▸ What the exercise asks
Would you write out the entries below, every one of them, exactly?

(Stored records)
* Start *
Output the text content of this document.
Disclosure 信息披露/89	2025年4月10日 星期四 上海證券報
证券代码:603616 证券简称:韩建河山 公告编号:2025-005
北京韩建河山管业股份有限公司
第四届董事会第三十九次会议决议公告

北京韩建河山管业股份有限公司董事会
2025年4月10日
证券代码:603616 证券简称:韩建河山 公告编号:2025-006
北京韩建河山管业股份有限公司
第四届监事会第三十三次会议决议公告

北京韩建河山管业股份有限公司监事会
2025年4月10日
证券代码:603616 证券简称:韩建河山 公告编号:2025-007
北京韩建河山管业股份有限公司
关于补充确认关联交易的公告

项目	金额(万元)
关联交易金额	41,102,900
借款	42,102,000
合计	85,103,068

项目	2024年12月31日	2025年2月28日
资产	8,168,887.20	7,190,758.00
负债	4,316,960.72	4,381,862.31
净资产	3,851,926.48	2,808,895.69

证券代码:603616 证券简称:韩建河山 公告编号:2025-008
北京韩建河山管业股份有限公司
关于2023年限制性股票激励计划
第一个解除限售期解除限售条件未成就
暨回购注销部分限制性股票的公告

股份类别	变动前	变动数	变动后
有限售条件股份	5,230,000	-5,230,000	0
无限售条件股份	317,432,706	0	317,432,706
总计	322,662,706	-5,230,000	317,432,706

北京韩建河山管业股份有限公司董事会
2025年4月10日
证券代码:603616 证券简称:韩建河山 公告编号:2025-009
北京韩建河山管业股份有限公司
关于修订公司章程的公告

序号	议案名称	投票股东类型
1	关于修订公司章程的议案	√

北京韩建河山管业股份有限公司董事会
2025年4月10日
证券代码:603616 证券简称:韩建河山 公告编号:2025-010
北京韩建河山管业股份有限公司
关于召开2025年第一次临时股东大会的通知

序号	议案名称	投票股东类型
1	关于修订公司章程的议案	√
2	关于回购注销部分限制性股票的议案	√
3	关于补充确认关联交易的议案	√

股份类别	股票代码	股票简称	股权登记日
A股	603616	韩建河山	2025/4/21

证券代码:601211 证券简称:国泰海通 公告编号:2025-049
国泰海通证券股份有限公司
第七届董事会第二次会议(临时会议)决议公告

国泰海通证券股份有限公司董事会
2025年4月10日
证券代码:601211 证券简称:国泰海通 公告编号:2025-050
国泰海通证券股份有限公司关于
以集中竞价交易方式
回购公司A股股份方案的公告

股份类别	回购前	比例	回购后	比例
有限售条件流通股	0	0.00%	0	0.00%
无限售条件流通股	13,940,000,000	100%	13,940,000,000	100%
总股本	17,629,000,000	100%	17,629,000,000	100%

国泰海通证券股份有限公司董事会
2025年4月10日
* End *
▸ Result of this exercise
Output the text content of this document.
Disclosure 信息披露/89	2025年4月10日 星期四 上海證券報
证券代码:603616 证券简称:韩建河山 公告编号:2025-005
北京韩建河山管业股份有限公司
第四届董事会第三十九次会议决议公告

北京韩建河山管业股份有限公司董事会
2025年4月10日
证券代码:603616 证券简称:韩建河山 公告编号:2025-006
北京韩建河山管业股份有限公司
第四届监事会第三十三次会议决议公告

北京韩建河山管业股份有限公司监事会
2025年4月10日
证券代码:603616 证券简称:韩建河山 公告编号:2025-007
北京韩建河山管业股份有限公司
关于补充确认关联交易的公告

项目	金额(万元)
关联交易金额	41,102,900
借款	42,102,000
合计	85,103,068

项目	2024年12月31日	2025年2月28日
资产	8,168,887.20	7,190,758.00
负债	4,316,960.72	4,381,862.31
净资产	3,851,926.48	2,808,895.69

证券代码:603616 证券简称:韩建河山 公告编号:2025-008
北京韩建河山管业股份有限公司
关于2023年限制性股票激励计划
第一个解除限售期解除限售条件未成就
暨回购注销部分限制性股票的公告

股份类别	变动前	变动数	变动后
有限售条件股份	5,230,000	-5,230,000	0
无限售条件股份	317,432,706	0	317,432,706
总计	322,662,706	-5,230,000	317,432,706

北京韩建河山管业股份有限公司董事会
2025年4月10日
证券代码:603616 证券简称:韩建河山 公告编号:2025-009
北京韩建河山管业股份有限公司
关于修订公司章程的公告

序号	议案名称	投票股东类型
1	关于修订公司章程的议案	√

北京韩建河山管业股份有限公司董事会
2025年4月10日
证券代码:603616 证券简称:韩建河山 公告编号:2025-010
北京韩建河山管业股份有限公司
关于召开2025年第一次临时股东大会的通知

序号	议案名称	投票股东类型
1	关于修订公司章程的议案	√
2	关于回购注销部分限制性股票的议案	√
3	关于补充确认关联交易的议案	√

股份类别	股票代码	股票简称	股权登记日
A股	603616	韩建河山	2025/4/21

证券代码:601211 证券简称:国泰海通 公告编号:2025-049
国泰海通证券股份有限公司
第七届董事会第二次会议(临时会议)决议公告

国泰海通证券股份有限公司董事会
2025年4月10日
证券代码:601211 证券简称:国泰海通 公告编号:2025-050
国泰海通证券股份有限公司关于
以集中竞价交易方式
回购公司A股股份方案的公告

股份类别	回购前	比例	回购后	比例
有限售条件流通股	0	0.00%	0	0.00%
无限售条件流通股	13,940,000,000	100%	13,940,000,000	100%
总股本	17,629,000,000	100%	17,629,000,000	100%

国泰海通证券股份有限公司董事会
2025年4月10日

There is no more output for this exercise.